■ **Исходный текст**

============

Я не знаю ни имени, ни фамилии человека, чей указующий перст направил ядовитые отходы в Байкал, но мне кажется, что он похож на того, кто поднял руку на наш Севан. Не знаю, по чьему указу хищнически истребляют кедры, но почти ощущаю близость его с тем чиновником, которому сладчайшая в мире ягода, наша шах-тута, показалась горькой.
Может быть, в чём-то они и разные, эти бюрократы и равнодушные люди. По цвету волос и глаз, по росту, даже по характеру. Но в главном они удивительно похожи, стереотипно одинаковы. Их сближает, роднит одно: прикрывыясь высокими словами, они несут людям зло…
Да, мы первые в мире отправили в космос искусственный спутник. Да, у нас есть много такого, от чего дух захватывает. Но значит ли это, что спутник, выведенный на окололунную орбиту, или другие достижения амнистируют начальника-самодура, из-за пустых капризов сгубившего человека?
Как не вспомнить слова Бруно Ясенского, сказанные им в 1937-ом году? “Не бойся врагов – в худшем случае они могут тебя предать. Бойся равнодушных – они не убивают и не предают, но только с их молчаливого согласия существует на земле предательство и убийство…“.
Как жаль, что эти слова не утратили своей актуальности и в наши дни.
Было это в начале войны. Вернее, в канун её. В часть приехал лектор в чине полкового комиссара. Часть была пограничная. Комиссар был сведущим человеком и в лекции своей бросил фразу: «Не исключена возможность, что мы с вами стоим на грани великих событий. Жерла пушек фашистской Германии нацелены на нас».
О лекторе-крамольщике, о его «провокационных» словах немедленно было доложено куда следует. Это было за день до войны. Двое офицеров были снаряжены на поиски провокатора. В тот день они его не нашли. Ночью началась война, но два офицера, получив задание в мирное время, продолжали поиски. Им никак не приходило в голову, что лектор был прав, никакой провокации не было, его прогнозы оправдались.
На третий день, в разгар войны, комиссар был найден. Его потащили на допрос. В это время налетела вражеская авиация. Бомба, разорвавшаяся вблиз землянки, где шёл допрос, тряхнула её так, что листки протокола разом исчезли под толстым слоем земли, посыпавшейся с потолка.

============

■ **Выбранные строки**

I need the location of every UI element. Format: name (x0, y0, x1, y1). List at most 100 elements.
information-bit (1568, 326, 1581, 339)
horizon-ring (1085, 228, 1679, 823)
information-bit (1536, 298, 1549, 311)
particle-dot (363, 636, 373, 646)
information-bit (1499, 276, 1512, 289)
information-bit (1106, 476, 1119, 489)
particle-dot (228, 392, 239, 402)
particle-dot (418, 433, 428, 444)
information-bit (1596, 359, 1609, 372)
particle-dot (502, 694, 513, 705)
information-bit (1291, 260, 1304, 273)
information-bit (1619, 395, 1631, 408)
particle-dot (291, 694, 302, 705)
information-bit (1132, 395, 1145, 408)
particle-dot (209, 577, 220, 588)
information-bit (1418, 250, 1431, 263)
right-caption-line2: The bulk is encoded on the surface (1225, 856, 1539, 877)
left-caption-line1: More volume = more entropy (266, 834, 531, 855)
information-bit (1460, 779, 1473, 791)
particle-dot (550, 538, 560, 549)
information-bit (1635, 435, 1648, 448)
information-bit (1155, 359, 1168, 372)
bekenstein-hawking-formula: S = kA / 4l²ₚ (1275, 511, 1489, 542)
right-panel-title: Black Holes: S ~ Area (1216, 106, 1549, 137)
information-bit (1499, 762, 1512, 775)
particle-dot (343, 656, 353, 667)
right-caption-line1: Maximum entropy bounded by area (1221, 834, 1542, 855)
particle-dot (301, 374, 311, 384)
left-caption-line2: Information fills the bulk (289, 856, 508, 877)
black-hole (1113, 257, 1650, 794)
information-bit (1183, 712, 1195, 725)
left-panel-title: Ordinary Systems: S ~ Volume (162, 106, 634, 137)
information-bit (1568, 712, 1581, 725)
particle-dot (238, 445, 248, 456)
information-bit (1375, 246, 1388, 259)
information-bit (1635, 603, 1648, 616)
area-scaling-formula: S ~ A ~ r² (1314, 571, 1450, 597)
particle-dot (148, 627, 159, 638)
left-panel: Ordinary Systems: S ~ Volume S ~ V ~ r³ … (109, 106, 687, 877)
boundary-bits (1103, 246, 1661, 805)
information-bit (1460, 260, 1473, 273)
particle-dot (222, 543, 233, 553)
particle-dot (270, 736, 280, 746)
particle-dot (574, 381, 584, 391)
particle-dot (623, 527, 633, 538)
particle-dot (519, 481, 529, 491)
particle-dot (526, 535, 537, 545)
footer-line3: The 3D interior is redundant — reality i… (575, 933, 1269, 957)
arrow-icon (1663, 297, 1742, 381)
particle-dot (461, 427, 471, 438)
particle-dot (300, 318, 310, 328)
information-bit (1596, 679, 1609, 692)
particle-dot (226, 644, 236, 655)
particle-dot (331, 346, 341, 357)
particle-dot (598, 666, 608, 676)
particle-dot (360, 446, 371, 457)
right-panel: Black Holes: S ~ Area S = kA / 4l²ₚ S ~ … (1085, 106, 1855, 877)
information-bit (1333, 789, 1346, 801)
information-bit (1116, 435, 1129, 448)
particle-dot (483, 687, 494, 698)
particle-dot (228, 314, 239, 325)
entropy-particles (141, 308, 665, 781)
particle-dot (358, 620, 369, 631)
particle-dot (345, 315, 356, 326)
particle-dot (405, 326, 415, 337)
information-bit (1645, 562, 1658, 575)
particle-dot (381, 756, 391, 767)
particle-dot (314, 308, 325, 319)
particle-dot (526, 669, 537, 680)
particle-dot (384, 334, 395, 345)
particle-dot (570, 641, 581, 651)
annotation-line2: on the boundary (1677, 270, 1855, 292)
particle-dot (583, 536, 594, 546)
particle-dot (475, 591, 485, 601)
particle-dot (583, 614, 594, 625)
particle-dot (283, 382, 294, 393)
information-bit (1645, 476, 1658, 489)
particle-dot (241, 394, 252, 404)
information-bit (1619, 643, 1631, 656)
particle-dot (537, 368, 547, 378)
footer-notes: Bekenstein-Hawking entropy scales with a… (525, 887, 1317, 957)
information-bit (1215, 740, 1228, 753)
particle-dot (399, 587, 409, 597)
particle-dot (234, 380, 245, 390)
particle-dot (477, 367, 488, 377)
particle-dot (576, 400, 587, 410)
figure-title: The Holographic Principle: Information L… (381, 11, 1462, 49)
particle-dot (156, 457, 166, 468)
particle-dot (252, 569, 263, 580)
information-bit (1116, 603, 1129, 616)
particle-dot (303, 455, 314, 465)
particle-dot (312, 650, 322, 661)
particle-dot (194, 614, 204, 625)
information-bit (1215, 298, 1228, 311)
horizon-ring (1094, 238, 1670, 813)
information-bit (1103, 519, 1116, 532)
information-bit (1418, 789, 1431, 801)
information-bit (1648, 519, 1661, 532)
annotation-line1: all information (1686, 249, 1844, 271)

============

■ **Задание**
Напишите продолжение исходного текста о равнодушных людях и бюрократах, начиная сразу после его последнего предложения.

■ **Письменный ответ**
Когда самолёты улетели, офицеры стали разгребать землю, извлекая из-под неё исписанные листки протокола. Хотели было, как ни в чём не бывало, продолжить допрос, но вдруг переглянулись и напуганные, перепачканные землёй как-то жалко улыбнулись – должно быть, дошло. Ушли восвояси, оставив комиссара в покое.
Мы привыкли к потерям. Самые умопомрачительные цифры убытков не раздражают ухо. Привыкли не замечать то, чего не замечать нельзя.
Был у нас в Карабахе конь с мировой славой – теперь его нет. Был да весь вышел. Была тута, шах-тута – нет теперь её. Хотя вру, тута есть, в срок она приносит свои дары, но её как бы и нет. Закон перечеркнул. Я могу назвать цифру потерь от этого закона: 30 миллионов рублей.
Великий лгун барон Мюнхгаузен считал, что он не может идти вровень со всеми, ибо у него слишком быстрая походка. Поэтому привязывал к ногам тяжёлые гири.
Я не нуждаюсь в гирях на ногах. Но они есть. Кто-то позаботился о том, чтобы они были, чтобы я ненароком не забежал вперёд. И я не забегаю. Иду вровень со всеми, у кого, наверное, тоже гири на ногах.
Бог ты мой, как мы боимся этого слова – слова «впереди»! Хотя с утра до вечера твердим его.
В Новой Зеландии, говорят, есть птицы, которые не летают. Забыли, что они птицы. Забыли, что такое летать. Нет у них в этом надобности.
Я знаю людей при должности, за которых пишут книги, сочиняют речи. Часом, не перестанут ли они говорить, думать сами? За отсутствием надобности.
Знают ли те, кто пользуются чужими руками, чужой головой, о новозеландских птицах, которые не летают?
Молчаливый, безмолвный статист, равнодушный наблюдатель стал важной, чуть ли не главной фигурой в нашей повседневной жизни. Умеешь молчать, не замечать зло, во всём быть согласным с начальством, считай, что ты свой хлеб уже заработал, тебе ничего не грозит, никакое лихо в жизни не страшно. Считай дорогу в Эдем обеспеченной. Для себя и своих потомков. Только не забывай, что в Эдем ты войдёшь уже четвероногим. Такова месть этой заманчивой дороги в Эдем.
Пусть никто не умывает руки – мы все виноваты в том, что происходит вокруг нас. Роль статиста, равнодушного наблюдателя, которую мы избрали, ещё не в такие дебри нас заведёт. И что прискорбно: мы могли пойти другим путём, но выбрали этот. Воистину, при семи дверях выхода не нашли.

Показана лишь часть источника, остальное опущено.